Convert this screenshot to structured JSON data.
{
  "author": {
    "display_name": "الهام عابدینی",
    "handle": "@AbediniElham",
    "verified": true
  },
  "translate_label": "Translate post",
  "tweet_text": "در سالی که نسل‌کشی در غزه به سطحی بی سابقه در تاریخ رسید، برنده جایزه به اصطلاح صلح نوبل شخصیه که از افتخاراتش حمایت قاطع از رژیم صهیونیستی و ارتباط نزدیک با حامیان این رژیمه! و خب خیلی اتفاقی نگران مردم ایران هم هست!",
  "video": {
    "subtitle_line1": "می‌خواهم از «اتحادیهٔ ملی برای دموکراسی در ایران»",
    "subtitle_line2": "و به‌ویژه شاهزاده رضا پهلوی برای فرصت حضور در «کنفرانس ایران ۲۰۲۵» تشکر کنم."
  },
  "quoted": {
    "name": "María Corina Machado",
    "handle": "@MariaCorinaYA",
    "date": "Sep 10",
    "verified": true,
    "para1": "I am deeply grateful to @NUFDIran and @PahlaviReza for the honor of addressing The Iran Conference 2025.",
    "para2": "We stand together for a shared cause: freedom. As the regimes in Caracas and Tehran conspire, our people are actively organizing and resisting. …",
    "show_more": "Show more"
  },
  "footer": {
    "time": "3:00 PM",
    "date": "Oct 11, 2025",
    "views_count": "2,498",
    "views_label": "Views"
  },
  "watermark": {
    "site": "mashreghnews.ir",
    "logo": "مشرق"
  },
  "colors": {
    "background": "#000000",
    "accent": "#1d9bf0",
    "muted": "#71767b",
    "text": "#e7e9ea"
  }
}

━━━

## Request:
Find every line in the records that contains the word "ایران"; copy those lines.

## Written response:
  "tweet_text": "در سالی که نسل‌کشی در غزه به سطحی بی سابقه در تاریخ رسید، برنده جایزه به اصطلاح صلح نوبل شخصیه که از افتخاراتش حمایت قاطع از رژیم صهیونیستی و ارتباط نزدیک با حامیان این رژیمه! و خب خیلی اتفاقی نگران مردم ایران هم هست!",
    "subtitle_line1": "می‌خواهم از «اتحادیهٔ ملی برای دموکراسی در ایران»",
    "subtitle_line2": "و به‌ویژه شاهزاده رضا پهلوی برای فرصت حضور در «کنفرانس ایران ۲۰۲۵» تشکر کنم."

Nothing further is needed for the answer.